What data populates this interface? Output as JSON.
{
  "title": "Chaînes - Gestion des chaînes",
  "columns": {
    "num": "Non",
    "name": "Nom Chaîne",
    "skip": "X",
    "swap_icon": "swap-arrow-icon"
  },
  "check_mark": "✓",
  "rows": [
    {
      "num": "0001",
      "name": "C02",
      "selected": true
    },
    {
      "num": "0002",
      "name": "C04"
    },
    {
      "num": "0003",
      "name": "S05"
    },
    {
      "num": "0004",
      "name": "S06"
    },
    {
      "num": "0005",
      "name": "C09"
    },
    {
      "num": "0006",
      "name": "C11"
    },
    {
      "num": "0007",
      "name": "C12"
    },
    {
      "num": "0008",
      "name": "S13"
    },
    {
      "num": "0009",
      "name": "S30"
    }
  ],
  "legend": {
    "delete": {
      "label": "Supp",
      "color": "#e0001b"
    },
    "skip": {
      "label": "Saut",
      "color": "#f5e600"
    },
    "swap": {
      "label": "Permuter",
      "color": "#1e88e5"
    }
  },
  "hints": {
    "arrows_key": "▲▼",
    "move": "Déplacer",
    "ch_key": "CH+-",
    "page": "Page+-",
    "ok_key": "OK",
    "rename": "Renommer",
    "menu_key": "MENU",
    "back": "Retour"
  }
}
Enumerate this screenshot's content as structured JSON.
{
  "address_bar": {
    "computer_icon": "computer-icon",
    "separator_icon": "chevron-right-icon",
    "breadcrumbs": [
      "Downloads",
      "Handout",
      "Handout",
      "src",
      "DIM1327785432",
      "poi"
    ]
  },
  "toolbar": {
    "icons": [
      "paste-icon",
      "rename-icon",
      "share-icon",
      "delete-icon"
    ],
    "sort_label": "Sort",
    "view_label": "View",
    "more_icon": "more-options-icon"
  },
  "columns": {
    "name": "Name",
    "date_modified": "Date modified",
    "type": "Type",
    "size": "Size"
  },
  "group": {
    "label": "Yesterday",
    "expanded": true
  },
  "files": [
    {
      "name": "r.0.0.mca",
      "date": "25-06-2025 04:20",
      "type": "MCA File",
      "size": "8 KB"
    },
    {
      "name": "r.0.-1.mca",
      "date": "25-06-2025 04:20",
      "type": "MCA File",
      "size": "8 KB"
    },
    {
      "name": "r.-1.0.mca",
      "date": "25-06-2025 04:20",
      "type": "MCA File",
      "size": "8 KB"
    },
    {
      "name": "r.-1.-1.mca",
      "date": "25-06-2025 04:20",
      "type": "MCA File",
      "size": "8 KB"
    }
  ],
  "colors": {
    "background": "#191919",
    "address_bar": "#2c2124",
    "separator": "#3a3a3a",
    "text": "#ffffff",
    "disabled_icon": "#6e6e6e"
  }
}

....

Task instructions - Using the exact wording, write out all of the records.

Result below -
What data populates this interface? Output as JSON.
{
  "title": "Chaînes - Gestion des chaînes",
  "columns": {
    "num": "Non",
    "name": "Nom Chaîne",
    "skip": "X",
    "swap_icon": "swap-arrow-icon"
  },
  "check_mark": "✓",
  "rows": [
    {
      "num": "0001",
      "name": "C02",
      "selected": true
    },
    {
      "num": "0002",
      "name": "C04"
    },
    {
      "num": "0003",
      "name": "S05"
    },
    {
      "num": "0004",
      "name": "S06"
    },
    {
      "num": "0005",
      "name": "C09"
    },
    {
      "num": "0006",
      "name": "C11"
    },
    {
      "num": "0007",
      "name": "C12"
    },
    {
      "num": "0008",
      "name": "S13"
    },
    {
      "num": "0009",
      "name": "S30"
    }
  ],
  "legend": {
    "delete": {
      "label": "Supp",
      "color": "#e0001b"
    },
    "skip": {
      "label": "Saut",
      "color": "#f5e600"
    },
    "swap": {
      "label": "Permuter",
      "color": "#1e88e5"
    }
  },
  "hints": {
    "arrows_key": "▲▼",
    "move": "Déplacer",
    "ch_key": "CH+-",
    "page": "Page+-",
    "ok_key": "OK",
    "rename": "Renommer",
    "menu_key": "MENU",
    "back": "Retour"
  }
}
Enumerate this screenshot's content as structured JSON.
{
  "address_bar": {
    "computer_icon": "computer-icon",
    "separator_icon": "chevron-right-icon",
    "breadcrumbs": [
      "Downloads",
      "Handout",
      "Handout",
      "src",
      "DIM1327785432",
      "poi"
    ]
  },
  "toolbar": {
    "icons": [
      "paste-icon",
      "rename-icon",
      "share-icon",
      "delete-icon"
    ],
    "sort_label": "Sort",
    "view_label": "View",
    "more_icon": "more-options-icon"
  },
  "columns": {
    "name": "Name",
    "date_modified": "Date modified",
    "type": "Type",
    "size": "Size"
  },
  "group": {
    "label": "Yesterday",
    "expanded": true
  },
  "files": [
    {
      "name": "r.0.0.mca",
      "date": "25-06-2025 04:20",
      "type": "MCA File",
      "size": "8 KB"
    },
    {
      "name": "r.0.-1.mca",
      "date": "25-06-2025 04:20",
      "type": "MCA File",
      "size": "8 KB"
    },
    {
      "name": "r.-1.0.mca",
      "date": "25-06-2025 04:20",
      "type": "MCA File",
      "size": "8 KB"
    },
    {
      "name": "r.-1.-1.mca",
      "date": "25-06-2025 04:20",
      "type": "MCA File",
      "size": "8 KB"
    }
  ],
  "colors": {
    "background": "#191919",
    "address_bar": "#2c2124",
    "separator": "#3a3a3a",
    "text": "#ffffff",
    "disabled_icon": "#6e6e6e"
  }
}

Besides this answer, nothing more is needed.